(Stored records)
--- start ---
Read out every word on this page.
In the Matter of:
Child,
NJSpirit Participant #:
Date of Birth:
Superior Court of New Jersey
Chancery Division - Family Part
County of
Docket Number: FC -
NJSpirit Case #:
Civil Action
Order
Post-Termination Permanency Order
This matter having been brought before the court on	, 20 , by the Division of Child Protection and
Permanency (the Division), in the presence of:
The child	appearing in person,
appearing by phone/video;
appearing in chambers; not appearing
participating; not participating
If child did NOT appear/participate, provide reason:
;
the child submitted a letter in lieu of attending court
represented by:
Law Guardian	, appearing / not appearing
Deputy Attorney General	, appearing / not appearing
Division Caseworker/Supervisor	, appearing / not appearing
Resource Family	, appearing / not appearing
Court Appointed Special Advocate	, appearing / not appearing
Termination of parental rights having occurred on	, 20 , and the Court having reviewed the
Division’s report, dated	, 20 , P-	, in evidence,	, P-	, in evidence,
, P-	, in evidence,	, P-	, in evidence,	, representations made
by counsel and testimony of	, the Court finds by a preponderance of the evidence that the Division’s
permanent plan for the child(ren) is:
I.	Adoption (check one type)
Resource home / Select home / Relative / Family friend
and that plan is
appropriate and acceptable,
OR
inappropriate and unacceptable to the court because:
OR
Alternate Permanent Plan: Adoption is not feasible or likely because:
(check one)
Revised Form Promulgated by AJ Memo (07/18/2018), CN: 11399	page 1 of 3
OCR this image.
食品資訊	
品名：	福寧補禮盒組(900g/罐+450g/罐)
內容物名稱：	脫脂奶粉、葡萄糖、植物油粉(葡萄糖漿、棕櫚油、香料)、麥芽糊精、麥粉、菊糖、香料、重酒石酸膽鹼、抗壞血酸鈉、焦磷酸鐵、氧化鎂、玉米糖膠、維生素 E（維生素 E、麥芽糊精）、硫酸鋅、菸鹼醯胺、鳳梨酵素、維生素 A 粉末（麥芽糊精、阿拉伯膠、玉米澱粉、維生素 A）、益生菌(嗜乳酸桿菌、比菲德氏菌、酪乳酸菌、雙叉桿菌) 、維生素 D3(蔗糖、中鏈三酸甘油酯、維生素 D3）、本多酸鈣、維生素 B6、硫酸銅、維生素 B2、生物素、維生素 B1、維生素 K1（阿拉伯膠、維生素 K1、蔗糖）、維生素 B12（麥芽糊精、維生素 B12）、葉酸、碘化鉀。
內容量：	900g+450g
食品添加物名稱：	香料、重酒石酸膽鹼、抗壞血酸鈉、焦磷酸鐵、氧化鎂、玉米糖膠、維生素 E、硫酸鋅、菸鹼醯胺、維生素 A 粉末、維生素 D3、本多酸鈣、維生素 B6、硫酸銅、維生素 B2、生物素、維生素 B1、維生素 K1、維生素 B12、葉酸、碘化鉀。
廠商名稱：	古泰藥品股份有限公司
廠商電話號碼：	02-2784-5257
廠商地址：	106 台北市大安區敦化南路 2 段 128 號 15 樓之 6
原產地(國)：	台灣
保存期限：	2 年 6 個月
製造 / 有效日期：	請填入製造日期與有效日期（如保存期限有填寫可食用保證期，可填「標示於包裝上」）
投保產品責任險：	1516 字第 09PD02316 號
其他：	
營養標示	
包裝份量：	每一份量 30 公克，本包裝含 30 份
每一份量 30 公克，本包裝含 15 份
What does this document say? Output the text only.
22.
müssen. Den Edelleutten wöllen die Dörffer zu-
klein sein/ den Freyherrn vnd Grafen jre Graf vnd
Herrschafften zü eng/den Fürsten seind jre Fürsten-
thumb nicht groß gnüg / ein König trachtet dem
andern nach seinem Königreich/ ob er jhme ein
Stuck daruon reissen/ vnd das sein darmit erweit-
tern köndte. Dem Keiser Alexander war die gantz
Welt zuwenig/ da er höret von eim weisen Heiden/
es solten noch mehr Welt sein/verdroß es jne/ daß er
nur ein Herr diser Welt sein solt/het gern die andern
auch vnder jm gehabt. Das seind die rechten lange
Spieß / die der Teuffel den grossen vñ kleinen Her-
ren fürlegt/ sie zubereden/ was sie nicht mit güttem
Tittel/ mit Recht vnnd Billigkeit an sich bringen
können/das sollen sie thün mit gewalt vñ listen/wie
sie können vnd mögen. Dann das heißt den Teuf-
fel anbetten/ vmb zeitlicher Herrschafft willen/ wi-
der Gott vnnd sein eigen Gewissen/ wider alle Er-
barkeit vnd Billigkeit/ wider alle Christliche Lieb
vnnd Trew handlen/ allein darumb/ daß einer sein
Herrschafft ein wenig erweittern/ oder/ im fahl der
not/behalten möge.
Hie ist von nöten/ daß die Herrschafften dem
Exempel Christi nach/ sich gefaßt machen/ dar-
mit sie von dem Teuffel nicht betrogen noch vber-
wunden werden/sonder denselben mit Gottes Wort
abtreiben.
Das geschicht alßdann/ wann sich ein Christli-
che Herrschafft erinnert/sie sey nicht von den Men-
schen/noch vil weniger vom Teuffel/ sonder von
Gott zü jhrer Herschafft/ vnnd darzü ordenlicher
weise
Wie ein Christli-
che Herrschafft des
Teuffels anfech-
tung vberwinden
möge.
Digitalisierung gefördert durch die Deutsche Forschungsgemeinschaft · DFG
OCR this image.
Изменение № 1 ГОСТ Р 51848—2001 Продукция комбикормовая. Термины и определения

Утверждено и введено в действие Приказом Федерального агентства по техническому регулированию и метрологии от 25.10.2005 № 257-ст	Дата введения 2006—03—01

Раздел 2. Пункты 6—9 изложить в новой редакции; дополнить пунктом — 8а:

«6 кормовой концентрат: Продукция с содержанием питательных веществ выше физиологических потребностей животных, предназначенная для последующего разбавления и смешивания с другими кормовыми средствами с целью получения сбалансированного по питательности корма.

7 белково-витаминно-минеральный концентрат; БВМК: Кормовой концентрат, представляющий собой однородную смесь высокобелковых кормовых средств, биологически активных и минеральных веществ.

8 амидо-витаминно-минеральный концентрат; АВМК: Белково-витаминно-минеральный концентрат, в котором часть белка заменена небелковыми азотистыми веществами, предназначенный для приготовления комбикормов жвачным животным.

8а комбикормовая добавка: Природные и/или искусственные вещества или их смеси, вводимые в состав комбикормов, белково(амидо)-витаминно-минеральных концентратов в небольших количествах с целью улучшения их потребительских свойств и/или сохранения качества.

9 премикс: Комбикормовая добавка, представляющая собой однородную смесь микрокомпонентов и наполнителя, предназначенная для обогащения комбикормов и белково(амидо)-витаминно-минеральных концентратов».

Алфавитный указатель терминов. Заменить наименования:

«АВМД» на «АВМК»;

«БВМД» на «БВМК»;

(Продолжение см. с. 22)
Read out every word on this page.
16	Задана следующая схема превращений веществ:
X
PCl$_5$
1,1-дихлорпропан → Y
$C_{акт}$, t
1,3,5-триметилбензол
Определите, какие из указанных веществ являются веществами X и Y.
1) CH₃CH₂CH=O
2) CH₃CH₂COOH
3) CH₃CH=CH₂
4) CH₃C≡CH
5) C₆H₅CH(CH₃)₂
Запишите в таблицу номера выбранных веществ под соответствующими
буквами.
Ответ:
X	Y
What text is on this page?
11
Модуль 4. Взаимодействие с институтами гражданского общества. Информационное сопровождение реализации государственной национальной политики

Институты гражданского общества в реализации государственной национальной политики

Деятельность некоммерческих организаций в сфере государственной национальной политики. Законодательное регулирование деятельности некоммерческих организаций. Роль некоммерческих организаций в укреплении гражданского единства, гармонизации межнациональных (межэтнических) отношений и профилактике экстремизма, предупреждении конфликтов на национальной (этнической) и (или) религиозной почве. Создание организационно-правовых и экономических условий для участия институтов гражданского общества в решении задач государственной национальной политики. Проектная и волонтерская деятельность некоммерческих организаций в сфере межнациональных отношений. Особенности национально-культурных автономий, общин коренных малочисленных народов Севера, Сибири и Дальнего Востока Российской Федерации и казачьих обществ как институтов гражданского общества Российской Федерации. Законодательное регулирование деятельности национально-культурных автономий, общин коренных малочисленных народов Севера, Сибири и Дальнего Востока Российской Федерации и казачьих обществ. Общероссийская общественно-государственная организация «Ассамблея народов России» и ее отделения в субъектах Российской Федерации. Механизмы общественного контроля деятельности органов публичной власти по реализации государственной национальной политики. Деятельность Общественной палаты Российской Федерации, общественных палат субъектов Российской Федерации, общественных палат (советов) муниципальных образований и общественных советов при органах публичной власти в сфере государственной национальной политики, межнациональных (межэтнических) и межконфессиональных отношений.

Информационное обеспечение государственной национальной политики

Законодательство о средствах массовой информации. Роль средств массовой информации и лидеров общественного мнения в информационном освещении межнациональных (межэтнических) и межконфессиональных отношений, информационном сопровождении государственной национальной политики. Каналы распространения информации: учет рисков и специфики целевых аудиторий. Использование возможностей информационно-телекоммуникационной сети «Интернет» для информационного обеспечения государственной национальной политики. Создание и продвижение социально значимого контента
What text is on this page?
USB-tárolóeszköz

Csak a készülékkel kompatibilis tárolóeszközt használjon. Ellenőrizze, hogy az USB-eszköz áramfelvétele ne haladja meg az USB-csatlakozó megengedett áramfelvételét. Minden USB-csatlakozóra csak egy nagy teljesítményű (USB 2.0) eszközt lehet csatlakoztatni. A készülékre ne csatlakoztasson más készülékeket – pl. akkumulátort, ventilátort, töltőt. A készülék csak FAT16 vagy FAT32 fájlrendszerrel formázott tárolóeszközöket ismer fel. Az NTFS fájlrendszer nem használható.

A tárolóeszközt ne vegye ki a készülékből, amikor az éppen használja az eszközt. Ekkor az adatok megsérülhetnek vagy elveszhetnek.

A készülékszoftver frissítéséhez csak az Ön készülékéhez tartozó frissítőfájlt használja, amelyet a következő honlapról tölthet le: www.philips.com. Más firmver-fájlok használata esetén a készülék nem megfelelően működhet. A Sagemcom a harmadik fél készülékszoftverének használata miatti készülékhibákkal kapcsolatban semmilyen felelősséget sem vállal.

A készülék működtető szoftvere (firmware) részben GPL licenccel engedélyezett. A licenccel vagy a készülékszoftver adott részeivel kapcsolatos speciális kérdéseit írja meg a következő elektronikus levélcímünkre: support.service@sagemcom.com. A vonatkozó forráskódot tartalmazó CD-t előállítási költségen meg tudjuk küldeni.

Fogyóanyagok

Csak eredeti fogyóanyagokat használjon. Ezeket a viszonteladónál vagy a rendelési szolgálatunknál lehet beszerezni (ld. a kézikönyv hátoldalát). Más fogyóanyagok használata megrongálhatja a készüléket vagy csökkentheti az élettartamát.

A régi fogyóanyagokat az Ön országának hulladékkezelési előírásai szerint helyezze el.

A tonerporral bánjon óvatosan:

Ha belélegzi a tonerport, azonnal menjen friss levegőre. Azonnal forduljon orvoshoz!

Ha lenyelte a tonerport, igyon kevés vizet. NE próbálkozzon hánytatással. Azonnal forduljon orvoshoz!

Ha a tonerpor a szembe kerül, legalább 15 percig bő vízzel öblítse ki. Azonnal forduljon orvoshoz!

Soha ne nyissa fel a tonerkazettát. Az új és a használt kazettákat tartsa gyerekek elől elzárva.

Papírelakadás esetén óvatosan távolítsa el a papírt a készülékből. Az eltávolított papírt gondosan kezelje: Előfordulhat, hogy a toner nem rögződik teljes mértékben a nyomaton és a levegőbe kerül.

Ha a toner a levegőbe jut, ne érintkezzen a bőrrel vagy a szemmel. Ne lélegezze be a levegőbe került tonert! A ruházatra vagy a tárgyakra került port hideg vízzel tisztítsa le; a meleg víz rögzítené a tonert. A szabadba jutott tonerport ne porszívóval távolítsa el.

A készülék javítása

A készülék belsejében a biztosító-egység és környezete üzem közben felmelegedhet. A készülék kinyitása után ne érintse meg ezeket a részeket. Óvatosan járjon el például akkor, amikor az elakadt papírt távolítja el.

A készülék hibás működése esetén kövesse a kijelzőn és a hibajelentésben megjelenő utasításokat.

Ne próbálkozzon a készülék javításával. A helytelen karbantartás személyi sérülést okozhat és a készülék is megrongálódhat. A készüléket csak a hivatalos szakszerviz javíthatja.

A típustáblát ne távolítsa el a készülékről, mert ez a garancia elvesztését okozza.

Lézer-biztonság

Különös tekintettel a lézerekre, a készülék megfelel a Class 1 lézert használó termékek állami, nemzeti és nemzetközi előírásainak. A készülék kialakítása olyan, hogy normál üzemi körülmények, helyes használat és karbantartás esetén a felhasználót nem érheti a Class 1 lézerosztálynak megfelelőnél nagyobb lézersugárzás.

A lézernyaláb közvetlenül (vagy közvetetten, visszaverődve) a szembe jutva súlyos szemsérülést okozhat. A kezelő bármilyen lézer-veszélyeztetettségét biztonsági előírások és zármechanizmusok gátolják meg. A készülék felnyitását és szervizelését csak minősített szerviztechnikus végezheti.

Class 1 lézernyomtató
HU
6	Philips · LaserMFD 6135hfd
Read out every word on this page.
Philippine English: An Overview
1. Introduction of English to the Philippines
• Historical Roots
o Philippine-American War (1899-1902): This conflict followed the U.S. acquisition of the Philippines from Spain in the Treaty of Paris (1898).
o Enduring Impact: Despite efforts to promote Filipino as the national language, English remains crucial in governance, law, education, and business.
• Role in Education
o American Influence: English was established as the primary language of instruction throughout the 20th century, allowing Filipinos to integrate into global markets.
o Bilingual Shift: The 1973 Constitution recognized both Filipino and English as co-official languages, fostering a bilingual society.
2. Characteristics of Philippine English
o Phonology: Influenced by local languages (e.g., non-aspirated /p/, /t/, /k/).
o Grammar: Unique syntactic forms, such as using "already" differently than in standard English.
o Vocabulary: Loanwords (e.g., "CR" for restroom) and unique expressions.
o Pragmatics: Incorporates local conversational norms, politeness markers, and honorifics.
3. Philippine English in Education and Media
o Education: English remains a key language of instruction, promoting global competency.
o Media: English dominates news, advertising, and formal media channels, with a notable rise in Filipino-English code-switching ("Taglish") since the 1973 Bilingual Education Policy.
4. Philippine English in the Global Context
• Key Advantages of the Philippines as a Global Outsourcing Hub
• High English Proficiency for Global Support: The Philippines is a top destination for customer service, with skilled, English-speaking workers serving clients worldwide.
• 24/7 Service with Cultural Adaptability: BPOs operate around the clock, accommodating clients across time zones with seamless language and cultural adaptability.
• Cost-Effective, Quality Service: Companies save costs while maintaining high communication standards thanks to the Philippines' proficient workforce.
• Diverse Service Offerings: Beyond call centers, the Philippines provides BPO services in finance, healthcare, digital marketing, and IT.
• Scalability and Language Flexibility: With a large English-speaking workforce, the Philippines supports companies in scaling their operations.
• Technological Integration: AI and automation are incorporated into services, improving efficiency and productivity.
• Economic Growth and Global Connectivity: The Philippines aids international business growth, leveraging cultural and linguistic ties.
--- end ---
:: TASK DETAILS ::
Only lines with the word "玉米糖膠" should be collected from the material.

:: WRITTEN REPLY ::
內容物名稱：	脫脂奶粉、葡萄糖、植物油粉(葡萄糖漿、棕櫚油、香料)、麥芽糊精、麥粉、菊糖、香料、重酒石酸膽鹼、抗壞血酸鈉、焦磷酸鐵、氧化鎂、玉米糖膠、維生素 E（維生素 E、麥芽糊精）、硫酸鋅、菸鹼醯胺、鳳梨酵素、維生素 A 粉末（麥芽糊精、阿拉伯膠、玉米澱粉、維生素 A）、益生菌(嗜乳酸桿菌、比菲德氏菌、酪乳酸菌、雙叉桿菌) 、維生素 D3(蔗糖、中鏈三酸甘油酯、維生素 D3）、本多酸鈣、維生素 B6、硫酸銅、維生素 B2、生物素、維生素 B1、維生素 K1（阿拉伯膠、維生素 K1、蔗糖）、維生素 B12（麥芽糊精、維生素 B12）、葉酸、碘化鉀。
食品添加物名稱：	香料、重酒石酸膽鹼、抗壞血酸鈉、焦磷酸鐵、氧化鎂、玉米糖膠、維生素 E、硫酸鋅、菸鹼醯胺、維生素 A 粉末、維生素 D3、本多酸鈣、維生素 B6、硫酸銅、維生素 B2、生物素、維生素 B1、維生素 K1、維生素 B12、葉酸、碘化鉀。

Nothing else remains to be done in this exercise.